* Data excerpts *

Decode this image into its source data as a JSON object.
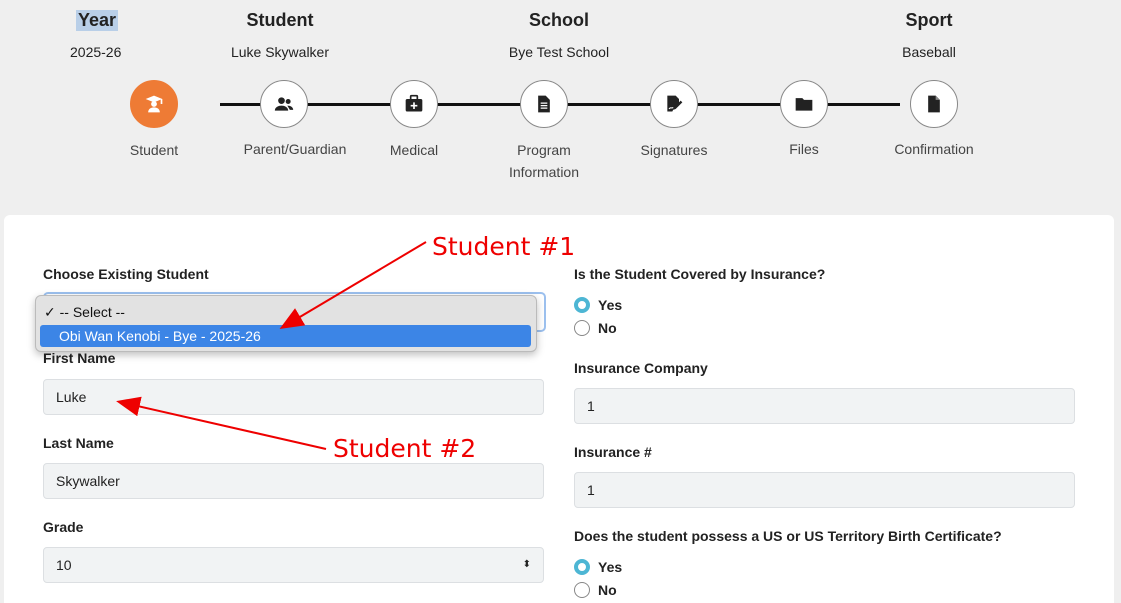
{
  "header": {
    "year_label": "Year",
    "year_value": "2025-26",
    "student_label": "Student",
    "student_value": "Luke Skywalker",
    "school_label": "School",
    "school_value": "Bye Test School",
    "sport_label": "Sport",
    "sport_value": "Baseball"
  },
  "steps": [
    {
      "label": "Student",
      "icon": "graduate-icon",
      "active": true
    },
    {
      "label": "Parent/Guardian",
      "icon": "users-icon"
    },
    {
      "label": "Medical",
      "icon": "medical-kit-icon"
    },
    {
      "label": "Program Information",
      "icon": "document-icon"
    },
    {
      "label": "Signatures",
      "icon": "signature-icon"
    },
    {
      "label": "Files",
      "icon": "folder-icon"
    },
    {
      "label": "Confirmation",
      "icon": "file-icon"
    }
  ],
  "accent_color": "#ee7b35",
  "form": {
    "choose_label": "Choose Existing Student",
    "options": [
      "✓ -- Select --",
      "Obi Wan Kenobi - Bye - 2025-26"
    ],
    "first_name_label": "First Name",
    "first_name": "Luke",
    "last_name_label": "Last Name",
    "last_name": "Skywalker",
    "grade_label": "Grade",
    "grade": "10",
    "insurance_q": "Is the Student Covered by Insurance?",
    "yes": "Yes",
    "no": "No",
    "insurance_company_label": "Insurance Company",
    "insurance_company": "1",
    "insurance_num_label": "Insurance #",
    "insurance_num": "1",
    "birth_cert_q": "Does the student possess a US or US Territory Birth Certificate?"
  },
  "annotations": {
    "a1": "Student #1",
    "a2": "Student #2"
  }
}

* DIRECTIONS FOR THIS TASK *
Set down the material above as is, without any pictures.

* FULL ANSWER *
Decode this image into its source data as a JSON object.
{
  "header": {
    "year_label": "Year",
    "year_value": "2025-26",
    "student_label": "Student",
    "student_value": "Luke Skywalker",
    "school_label": "School",
    "school_value": "Bye Test School",
    "sport_label": "Sport",
    "sport_value": "Baseball"
  },
  "steps": [
    {
      "label": "Student",
      "icon": "graduate-icon",
      "active": true
    },
    {
      "label": "Parent/Guardian",
      "icon": "users-icon"
    },
    {
      "label": "Medical",
      "icon": "medical-kit-icon"
    },
    {
      "label": "Program Information",
      "icon": "document-icon"
    },
    {
      "label": "Signatures",
      "icon": "signature-icon"
    },
    {
      "label": "Files",
      "icon": "folder-icon"
    },
    {
      "label": "Confirmation",
      "icon": "file-icon"
    }
  ],
  "accent_color": "#ee7b35",
  "form": {
    "choose_label": "Choose Existing Student",
    "options": [
      "✓ -- Select --",
      "Obi Wan Kenobi - Bye - 2025-26"
    ],
    "first_name_label": "First Name",
    "first_name": "Luke",
    "last_name_label": "Last Name",
    "last_name": "Skywalker",
    "grade_label": "Grade",
    "grade": "10",
    "insurance_q": "Is the Student Covered by Insurance?",
    "yes": "Yes",
    "no": "No",
    "insurance_company_label": "Insurance Company",
    "insurance_company": "1",
    "insurance_num_label": "Insurance #",
    "insurance_num": "1",
    "birth_cert_q": "Does the student possess a US or US Territory Birth Certificate?"
  },
  "annotations": {
    "a1": "Student #1",
    "a2": "Student #2"
  }
}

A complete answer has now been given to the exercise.